● The exercise
Drop all images and give the records again exactly.

Records about charts and figures:

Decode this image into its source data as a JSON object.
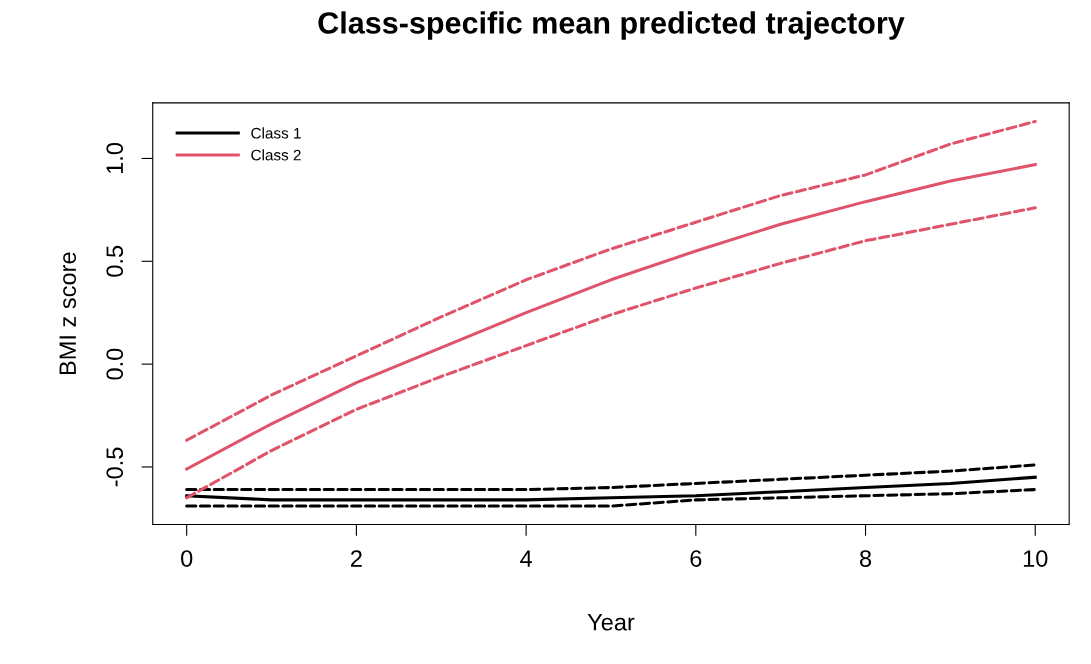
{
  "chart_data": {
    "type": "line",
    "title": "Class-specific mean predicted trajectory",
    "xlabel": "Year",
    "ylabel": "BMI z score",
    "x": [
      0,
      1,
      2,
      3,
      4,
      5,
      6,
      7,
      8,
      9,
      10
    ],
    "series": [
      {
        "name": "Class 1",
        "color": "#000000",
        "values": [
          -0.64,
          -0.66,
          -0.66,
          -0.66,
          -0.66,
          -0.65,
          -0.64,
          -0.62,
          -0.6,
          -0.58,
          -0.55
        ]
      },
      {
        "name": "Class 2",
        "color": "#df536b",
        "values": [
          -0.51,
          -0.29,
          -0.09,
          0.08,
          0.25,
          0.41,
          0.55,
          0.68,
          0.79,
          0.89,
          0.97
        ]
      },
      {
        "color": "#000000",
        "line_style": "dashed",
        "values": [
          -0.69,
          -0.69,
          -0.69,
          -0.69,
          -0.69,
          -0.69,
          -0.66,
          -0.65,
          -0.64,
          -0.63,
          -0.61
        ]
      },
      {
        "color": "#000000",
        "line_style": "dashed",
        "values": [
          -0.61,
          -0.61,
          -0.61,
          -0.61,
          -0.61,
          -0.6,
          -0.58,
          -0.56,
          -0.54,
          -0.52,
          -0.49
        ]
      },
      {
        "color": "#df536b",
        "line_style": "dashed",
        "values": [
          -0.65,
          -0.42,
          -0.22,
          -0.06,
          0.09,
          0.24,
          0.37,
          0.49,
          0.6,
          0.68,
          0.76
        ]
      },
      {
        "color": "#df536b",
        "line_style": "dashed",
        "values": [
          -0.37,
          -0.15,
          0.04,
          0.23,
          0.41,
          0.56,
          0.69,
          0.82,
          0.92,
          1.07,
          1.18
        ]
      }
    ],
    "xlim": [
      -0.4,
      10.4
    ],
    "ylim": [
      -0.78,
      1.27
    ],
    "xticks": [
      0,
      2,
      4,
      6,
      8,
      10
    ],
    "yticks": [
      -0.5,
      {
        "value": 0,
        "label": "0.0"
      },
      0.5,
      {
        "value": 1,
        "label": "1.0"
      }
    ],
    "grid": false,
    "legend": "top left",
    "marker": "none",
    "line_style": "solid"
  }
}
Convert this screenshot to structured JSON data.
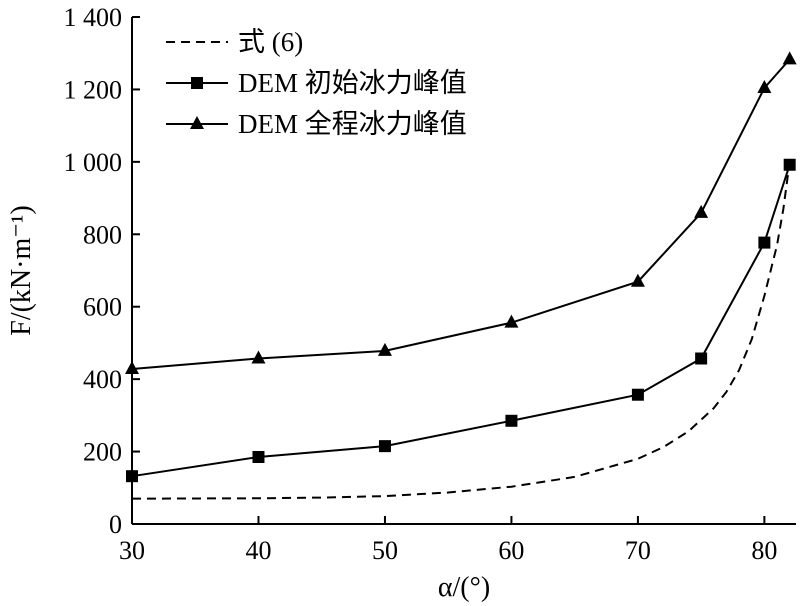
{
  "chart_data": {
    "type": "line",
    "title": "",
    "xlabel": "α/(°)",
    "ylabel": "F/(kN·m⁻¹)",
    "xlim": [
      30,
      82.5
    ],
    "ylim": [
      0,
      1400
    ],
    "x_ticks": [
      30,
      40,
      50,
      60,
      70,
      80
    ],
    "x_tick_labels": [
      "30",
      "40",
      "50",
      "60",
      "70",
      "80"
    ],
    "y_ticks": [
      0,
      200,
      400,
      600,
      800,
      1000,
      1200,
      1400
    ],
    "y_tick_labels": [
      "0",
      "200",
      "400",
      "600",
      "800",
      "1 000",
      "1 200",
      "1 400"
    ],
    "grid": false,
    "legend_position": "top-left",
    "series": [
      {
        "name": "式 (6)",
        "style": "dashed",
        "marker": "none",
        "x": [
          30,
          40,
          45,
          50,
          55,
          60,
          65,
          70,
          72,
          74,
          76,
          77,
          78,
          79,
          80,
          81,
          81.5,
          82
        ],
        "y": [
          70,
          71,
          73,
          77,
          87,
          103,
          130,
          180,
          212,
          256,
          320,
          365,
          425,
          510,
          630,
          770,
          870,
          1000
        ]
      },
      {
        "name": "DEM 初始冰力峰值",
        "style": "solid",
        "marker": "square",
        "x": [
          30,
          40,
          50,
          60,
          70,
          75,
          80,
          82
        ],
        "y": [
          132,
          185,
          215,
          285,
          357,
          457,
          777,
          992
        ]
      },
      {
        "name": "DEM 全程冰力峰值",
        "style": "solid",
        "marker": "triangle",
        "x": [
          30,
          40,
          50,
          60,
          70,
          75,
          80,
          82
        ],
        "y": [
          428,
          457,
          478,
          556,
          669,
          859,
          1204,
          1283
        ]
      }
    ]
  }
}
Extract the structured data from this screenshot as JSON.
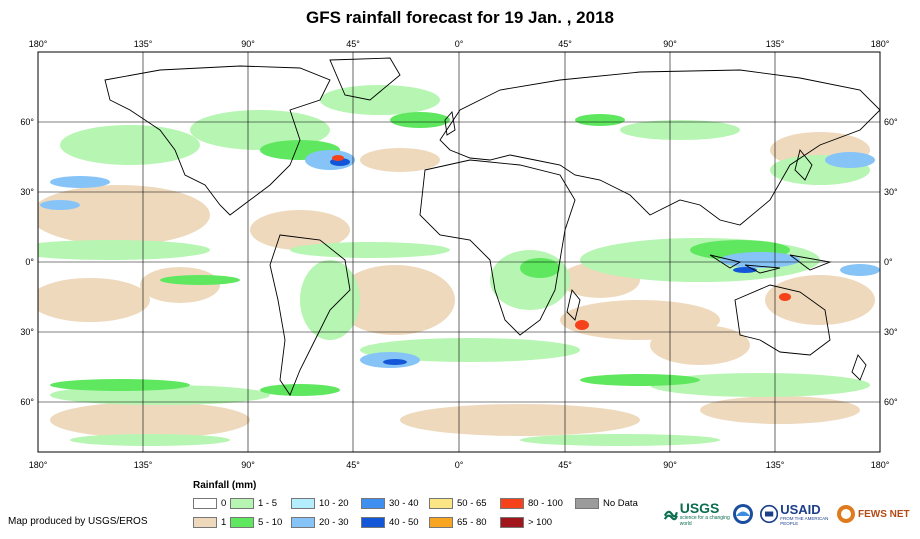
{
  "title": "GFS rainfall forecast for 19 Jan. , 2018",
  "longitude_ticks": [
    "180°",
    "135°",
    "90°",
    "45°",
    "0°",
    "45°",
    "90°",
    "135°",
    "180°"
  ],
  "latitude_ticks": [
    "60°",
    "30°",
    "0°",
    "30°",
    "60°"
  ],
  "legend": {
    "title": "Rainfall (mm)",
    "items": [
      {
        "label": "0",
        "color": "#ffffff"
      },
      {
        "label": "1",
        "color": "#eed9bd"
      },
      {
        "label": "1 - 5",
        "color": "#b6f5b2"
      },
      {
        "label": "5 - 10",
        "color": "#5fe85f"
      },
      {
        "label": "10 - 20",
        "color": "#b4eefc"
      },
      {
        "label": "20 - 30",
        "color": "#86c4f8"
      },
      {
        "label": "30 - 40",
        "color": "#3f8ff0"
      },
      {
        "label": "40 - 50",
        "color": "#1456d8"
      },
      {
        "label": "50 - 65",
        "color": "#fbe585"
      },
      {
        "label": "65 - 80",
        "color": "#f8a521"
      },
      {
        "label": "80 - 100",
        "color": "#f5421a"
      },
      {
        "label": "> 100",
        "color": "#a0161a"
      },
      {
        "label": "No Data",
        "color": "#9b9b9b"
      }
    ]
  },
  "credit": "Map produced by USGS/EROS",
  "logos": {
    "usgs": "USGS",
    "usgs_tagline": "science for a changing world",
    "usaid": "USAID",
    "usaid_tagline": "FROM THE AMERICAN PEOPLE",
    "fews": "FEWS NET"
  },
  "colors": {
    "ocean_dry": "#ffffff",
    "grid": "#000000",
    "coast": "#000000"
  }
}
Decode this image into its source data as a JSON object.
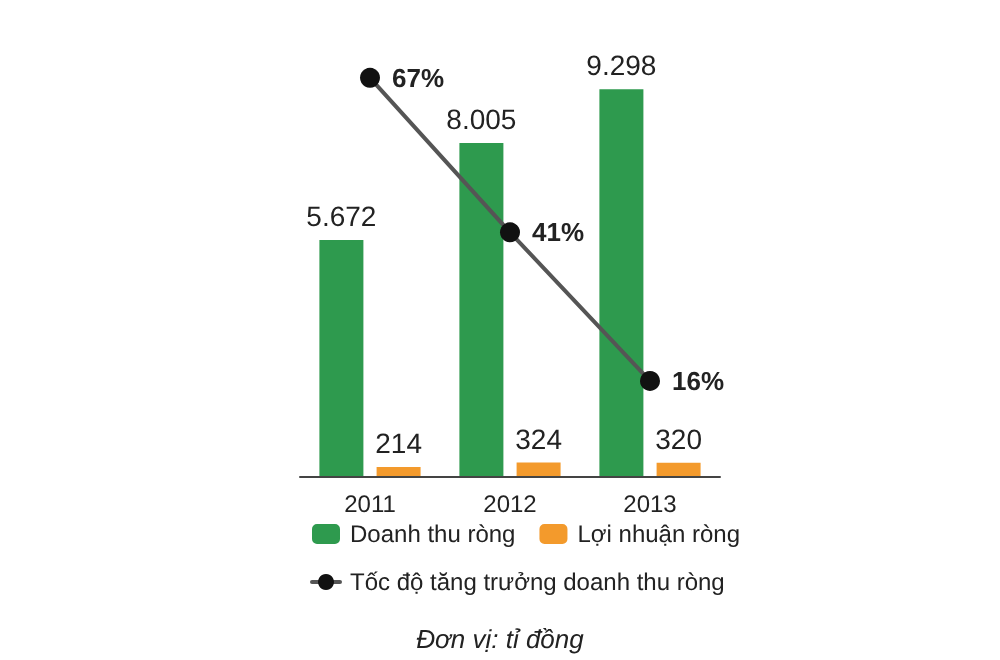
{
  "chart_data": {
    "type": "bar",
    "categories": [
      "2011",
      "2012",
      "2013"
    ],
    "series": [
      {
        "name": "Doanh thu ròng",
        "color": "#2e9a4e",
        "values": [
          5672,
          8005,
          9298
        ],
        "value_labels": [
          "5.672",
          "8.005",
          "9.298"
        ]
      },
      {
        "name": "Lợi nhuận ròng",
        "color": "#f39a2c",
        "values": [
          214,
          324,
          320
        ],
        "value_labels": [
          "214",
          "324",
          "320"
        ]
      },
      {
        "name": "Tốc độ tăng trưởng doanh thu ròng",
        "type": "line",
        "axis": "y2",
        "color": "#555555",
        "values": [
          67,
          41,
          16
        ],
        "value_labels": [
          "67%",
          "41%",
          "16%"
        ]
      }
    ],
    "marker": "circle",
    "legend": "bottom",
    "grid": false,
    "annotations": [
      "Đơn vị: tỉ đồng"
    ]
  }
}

● Written answer
Decode this image into its source data as a JSON object.
{
  "chart_data": {
    "type": "line",
    "title": "Class-specific mean predicted trajectory",
    "xlabel": "Year",
    "ylabel": "BMI z score",
    "x": [
      0,
      1,
      2,
      3,
      4,
      5,
      6,
      7,
      8,
      9,
      10
    ],
    "series": [
      {
        "name": "Class 1",
        "color": "#000000",
        "values": [
          -0.64,
          -0.66,
          -0.66,
          -0.66,
          -0.66,
          -0.65,
          -0.64,
          -0.62,
          -0.6,
          -0.58,
          -0.55
        ]
      },
      {
        "name": "Class 2",
        "color": "#df536b",
        "values": [
          -0.51,
          -0.29,
          -0.09,
          0.08,
          0.25,
          0.41,
          0.55,
          0.68,
          0.79,
          0.89,
          0.97
        ]
      },
      {
        "color": "#000000",
        "line_style": "dashed",
        "values": [
          -0.69,
          -0.69,
          -0.69,
          -0.69,
          -0.69,
          -0.69,
          -0.66,
          -0.65,
          -0.64,
          -0.63,
          -0.61
        ]
      },
      {
        "color": "#000000",
        "line_style": "dashed",
        "values": [
          -0.61,
          -0.61,
          -0.61,
          -0.61,
          -0.61,
          -0.6,
          -0.58,
          -0.56,
          -0.54,
          -0.52,
          -0.49
        ]
      },
      {
        "color": "#df536b",
        "line_style": "dashed",
        "values": [
          -0.65,
          -0.42,
          -0.22,
          -0.06,
          0.09,
          0.24,
          0.37,
          0.49,
          0.6,
          0.68,
          0.76
        ]
      },
      {
        "color": "#df536b",
        "line_style": "dashed",
        "values": [
          -0.37,
          -0.15,
          0.04,
          0.23,
          0.41,
          0.56,
          0.69,
          0.82,
          0.92,
          1.07,
          1.18
        ]
      }
    ],
    "xlim": [
      -0.4,
      10.4
    ],
    "ylim": [
      -0.78,
      1.27
    ],
    "xticks": [
      0,
      2,
      4,
      6,
      8,
      10
    ],
    "yticks": [
      -0.5,
      {
        "value": 0,
        "label": "0.0"
      },
      0.5,
      {
        "value": 1,
        "label": "1.0"
      }
    ],
    "grid": false,
    "legend": "top left",
    "marker": "none",
    "line_style": "solid"
  }
}
Convert this screenshot to structured JSON data.
{
  "chart_data": {
    "type": "line",
    "title": "",
    "xlabel": "α/(°)",
    "ylabel": "F/(kN·m⁻¹)",
    "xlim": [
      30,
      82.5
    ],
    "ylim": [
      0,
      1400
    ],
    "x_ticks": [
      30,
      40,
      50,
      60,
      70,
      80
    ],
    "x_tick_labels": [
      "30",
      "40",
      "50",
      "60",
      "70",
      "80"
    ],
    "y_ticks": [
      0,
      200,
      400,
      600,
      800,
      1000,
      1200,
      1400
    ],
    "y_tick_labels": [
      "0",
      "200",
      "400",
      "600",
      "800",
      "1 000",
      "1 200",
      "1 400"
    ],
    "grid": false,
    "legend_position": "top-left",
    "series": [
      {
        "name": "式 (6)",
        "style": "dashed",
        "marker": "none",
        "x": [
          30,
          40,
          45,
          50,
          55,
          60,
          65,
          70,
          72,
          74,
          76,
          77,
          78,
          79,
          80,
          81,
          81.5,
          82
        ],
        "y": [
          70,
          71,
          73,
          77,
          87,
          103,
          130,
          180,
          212,
          256,
          320,
          365,
          425,
          510,
          630,
          770,
          870,
          1000
        ]
      },
      {
        "name": "DEM 初始冰力峰值",
        "style": "solid",
        "marker": "square",
        "x": [
          30,
          40,
          50,
          60,
          70,
          75,
          80,
          82
        ],
        "y": [
          132,
          185,
          215,
          285,
          357,
          457,
          777,
          992
        ]
      },
      {
        "name": "DEM 全程冰力峰值",
        "style": "solid",
        "marker": "triangle",
        "x": [
          30,
          40,
          50,
          60,
          70,
          75,
          80,
          82
        ],
        "y": [
          428,
          457,
          478,
          556,
          669,
          859,
          1204,
          1283
        ]
      }
    ]
  }
}
Extract the structured data from this screenshot as JSON.
{
  "title": "GFS rainfall forecast for 19 Jan. , 2018",
  "longitude_ticks": [
    "180°",
    "135°",
    "90°",
    "45°",
    "0°",
    "45°",
    "90°",
    "135°",
    "180°"
  ],
  "latitude_ticks": [
    "60°",
    "30°",
    "0°",
    "30°",
    "60°"
  ],
  "legend": {
    "title": "Rainfall (mm)",
    "items": [
      {
        "label": "0",
        "color": "#ffffff"
      },
      {
        "label": "1",
        "color": "#eed9bd"
      },
      {
        "label": "1 - 5",
        "color": "#b6f5b2"
      },
      {
        "label": "5 - 10",
        "color": "#5fe85f"
      },
      {
        "label": "10 - 20",
        "color": "#b4eefc"
      },
      {
        "label": "20 - 30",
        "color": "#86c4f8"
      },
      {
        "label": "30 - 40",
        "color": "#3f8ff0"
      },
      {
        "label": "40 - 50",
        "color": "#1456d8"
      },
      {
        "label": "50 - 65",
        "color": "#fbe585"
      },
      {
        "label": "65 - 80",
        "color": "#f8a521"
      },
      {
        "label": "80 - 100",
        "color": "#f5421a"
      },
      {
        "label": "> 100",
        "color": "#a0161a"
      },
      {
        "label": "No Data",
        "color": "#9b9b9b"
      }
    ]
  },
  "credit": "Map produced by USGS/EROS",
  "logos": {
    "usgs": "USGS",
    "usgs_tagline": "science for a changing world",
    "usaid": "USAID",
    "usaid_tagline": "FROM THE AMERICAN PEOPLE",
    "fews": "FEWS NET"
  },
  "colors": {
    "ocean_dry": "#ffffff",
    "grid": "#000000",
    "coast": "#000000"
  }
}
Decode this image into its source data as a JSON object.
{
  "chart_data": {
    "type": "bar",
    "categories": [
      "2011",
      "2012",
      "2013"
    ],
    "series": [
      {
        "name": "Doanh thu ròng",
        "color": "#2e9a4e",
        "values": [
          5672,
          8005,
          9298
        ],
        "value_labels": [
          "5.672",
          "8.005",
          "9.298"
        ]
      },
      {
        "name": "Lợi nhuận ròng",
        "color": "#f39a2c",
        "values": [
          214,
          324,
          320
        ],
        "value_labels": [
          "214",
          "324",
          "320"
        ]
      },
      {
        "name": "Tốc độ tăng trưởng doanh thu ròng",
        "type": "line",
        "axis": "y2",
        "color": "#555555",
        "values": [
          67,
          41,
          16
        ],
        "value_labels": [
          "67%",
          "41%",
          "16%"
        ]
      }
    ],
    "marker": "circle",
    "legend": "bottom",
    "grid": false,
    "annotations": [
      "Đơn vị: tỉ đồng"
    ]
  }
}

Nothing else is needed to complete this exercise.